Job:
Repeat every record below exactly, omitting any pictures.
┏━━
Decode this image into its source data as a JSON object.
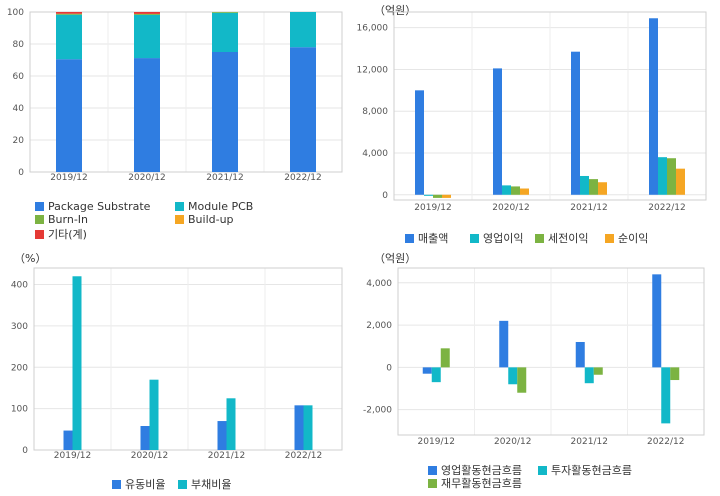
{
  "chart_data": [
    {
      "type": "bar",
      "stacked": true,
      "unit": "",
      "categories": [
        "2019/12",
        "2020/12",
        "2021/12",
        "2022/12"
      ],
      "ylim": [
        0,
        100
      ],
      "yticks": [
        0,
        20,
        40,
        60,
        80,
        100
      ],
      "ytick_labels": [
        "0",
        "20",
        "40",
        "60",
        "80",
        "100"
      ],
      "grid": true,
      "series": [
        {
          "name": "Package Substrate",
          "color": "#2f7de1",
          "values": [
            70.5,
            71.2,
            75.0,
            78.0
          ]
        },
        {
          "name": "Module PCB",
          "color": "#12b8c8",
          "values": [
            27.8,
            27.0,
            24.5,
            22.0
          ]
        },
        {
          "name": "Burn-In",
          "color": "#7cb342",
          "values": [
            0.6,
            0.6,
            0.5,
            0
          ]
        },
        {
          "name": "Build-up",
          "color": "#f5a623",
          "values": [
            0,
            0,
            0,
            0
          ]
        },
        {
          "name": "기타(계)",
          "color": "#e53935",
          "values": [
            1.1,
            1.2,
            0,
            0
          ]
        }
      ],
      "legend_position": "bottom"
    },
    {
      "type": "bar",
      "stacked": false,
      "unit": "（억원）",
      "categories": [
        "2019/12",
        "2020/12",
        "2021/12",
        "2022/12"
      ],
      "ylim": [
        -500,
        17500
      ],
      "yticks": [
        0,
        4000,
        8000,
        12000,
        16000
      ],
      "ytick_labels": [
        "0",
        "4,000",
        "8,000",
        "12,000",
        "16,000"
      ],
      "grid": true,
      "series": [
        {
          "name": "매출액",
          "color": "#2f7de1",
          "values": [
            10000,
            12100,
            13700,
            16900
          ]
        },
        {
          "name": "영업이익",
          "color": "#12b8c8",
          "values": [
            -100,
            900,
            1800,
            3600
          ]
        },
        {
          "name": "세전이익",
          "color": "#7cb342",
          "values": [
            -300,
            800,
            1500,
            3500
          ]
        },
        {
          "name": "순이익",
          "color": "#f5a623",
          "values": [
            -300,
            600,
            1200,
            2500
          ]
        }
      ],
      "legend_position": "bottom"
    },
    {
      "type": "bar",
      "stacked": false,
      "unit": "（%）",
      "categories": [
        "2019/12",
        "2020/12",
        "2021/12",
        "2022/12"
      ],
      "ylim": [
        0,
        440
      ],
      "yticks": [
        0,
        100,
        200,
        300,
        400
      ],
      "ytick_labels": [
        "0",
        "100",
        "200",
        "300",
        "400"
      ],
      "grid": true,
      "series": [
        {
          "name": "유동비율",
          "color": "#2f7de1",
          "values": [
            47,
            58,
            70,
            108
          ]
        },
        {
          "name": "부채비율",
          "color": "#12b8c8",
          "values": [
            420,
            170,
            125,
            108
          ]
        }
      ],
      "legend_position": "bottom"
    },
    {
      "type": "bar",
      "stacked": false,
      "unit": "（억원）",
      "categories": [
        "2019/12",
        "2020/12",
        "2021/12",
        "2022/12"
      ],
      "ylim": [
        -3200,
        4700
      ],
      "yticks": [
        -2000,
        0,
        2000,
        4000
      ],
      "ytick_labels": [
        "-2,000",
        "0",
        "2,000",
        "4,000"
      ],
      "grid": true,
      "series": [
        {
          "name": "영업활동현금흐름",
          "color": "#2f7de1",
          "values": [
            -300,
            2200,
            1200,
            4400
          ]
        },
        {
          "name": "투자활동현금흐름",
          "color": "#12b8c8",
          "values": [
            -700,
            -800,
            -750,
            -2650
          ]
        },
        {
          "name": "재무활동현금흐름",
          "color": "#7cb342",
          "values": [
            900,
            -1200,
            -350,
            -600
          ]
        }
      ],
      "legend_position": "bottom"
    }
  ]
}
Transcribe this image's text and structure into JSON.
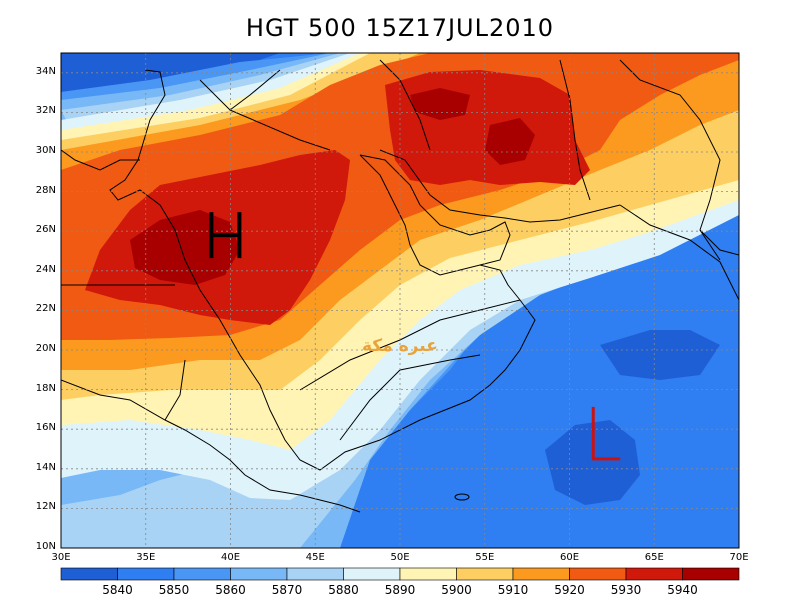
┗━━
Task output:
Decode this image into its source data as a JSON object.
{
  "chart_data": [
    {
      "type": "bar",
      "stacked": true,
      "unit": "",
      "categories": [
        "2019/12",
        "2020/12",
        "2021/12",
        "2022/12"
      ],
      "ylim": [
        0,
        100
      ],
      "yticks": [
        0,
        20,
        40,
        60,
        80,
        100
      ],
      "ytick_labels": [
        "0",
        "20",
        "40",
        "60",
        "80",
        "100"
      ],
      "grid": true,
      "series": [
        {
          "name": "Package Substrate",
          "color": "#2f7de1",
          "values": [
            70.5,
            71.2,
            75.0,
            78.0
          ]
        },
        {
          "name": "Module PCB",
          "color": "#12b8c8",
          "values": [
            27.8,
            27.0,
            24.5,
            22.0
          ]
        },
        {
          "name": "Burn-In",
          "color": "#7cb342",
          "values": [
            0.6,
            0.6,
            0.5,
            0
          ]
        },
        {
          "name": "Build-up",
          "color": "#f5a623",
          "values": [
            0,
            0,
            0,
            0
          ]
        },
        {
          "name": "기타(계)",
          "color": "#e53935",
          "values": [
            1.1,
            1.2,
            0,
            0
          ]
        }
      ],
      "legend_position": "bottom"
    },
    {
      "type": "bar",
      "stacked": false,
      "unit": "（억원）",
      "categories": [
        "2019/12",
        "2020/12",
        "2021/12",
        "2022/12"
      ],
      "ylim": [
        -500,
        17500
      ],
      "yticks": [
        0,
        4000,
        8000,
        12000,
        16000
      ],
      "ytick_labels": [
        "0",
        "4,000",
        "8,000",
        "12,000",
        "16,000"
      ],
      "grid": true,
      "series": [
        {
          "name": "매출액",
          "color": "#2f7de1",
          "values": [
            10000,
            12100,
            13700,
            16900
          ]
        },
        {
          "name": "영업이익",
          "color": "#12b8c8",
          "values": [
            -100,
            900,
            1800,
            3600
          ]
        },
        {
          "name": "세전이익",
          "color": "#7cb342",
          "values": [
            -300,
            800,
            1500,
            3500
          ]
        },
        {
          "name": "순이익",
          "color": "#f5a623",
          "values": [
            -300,
            600,
            1200,
            2500
          ]
        }
      ],
      "legend_position": "bottom"
    },
    {
      "type": "bar",
      "stacked": false,
      "unit": "（%）",
      "categories": [
        "2019/12",
        "2020/12",
        "2021/12",
        "2022/12"
      ],
      "ylim": [
        0,
        440
      ],
      "yticks": [
        0,
        100,
        200,
        300,
        400
      ],
      "ytick_labels": [
        "0",
        "100",
        "200",
        "300",
        "400"
      ],
      "grid": true,
      "series": [
        {
          "name": "유동비율",
          "color": "#2f7de1",
          "values": [
            47,
            58,
            70,
            108
          ]
        },
        {
          "name": "부채비율",
          "color": "#12b8c8",
          "values": [
            420,
            170,
            125,
            108
          ]
        }
      ],
      "legend_position": "bottom"
    },
    {
      "type": "bar",
      "stacked": false,
      "unit": "（억원）",
      "categories": [
        "2019/12",
        "2020/12",
        "2021/12",
        "2022/12"
      ],
      "ylim": [
        -3200,
        4700
      ],
      "yticks": [
        -2000,
        0,
        2000,
        4000
      ],
      "ytick_labels": [
        "-2,000",
        "0",
        "2,000",
        "4,000"
      ],
      "grid": true,
      "series": [
        {
          "name": "영업활동현금흐름",
          "color": "#2f7de1",
          "values": [
            -300,
            2200,
            1200,
            4400
          ]
        },
        {
          "name": "투자활동현금흐름",
          "color": "#12b8c8",
          "values": [
            -700,
            -800,
            -750,
            -2650
          ]
        },
        {
          "name": "재무활동현금흐름",
          "color": "#7cb342",
          "values": [
            900,
            -1200,
            -350,
            -600
          ]
        }
      ],
      "legend_position": "bottom"
    }
  ]
}
Transcribe this image's text and structure into JSON.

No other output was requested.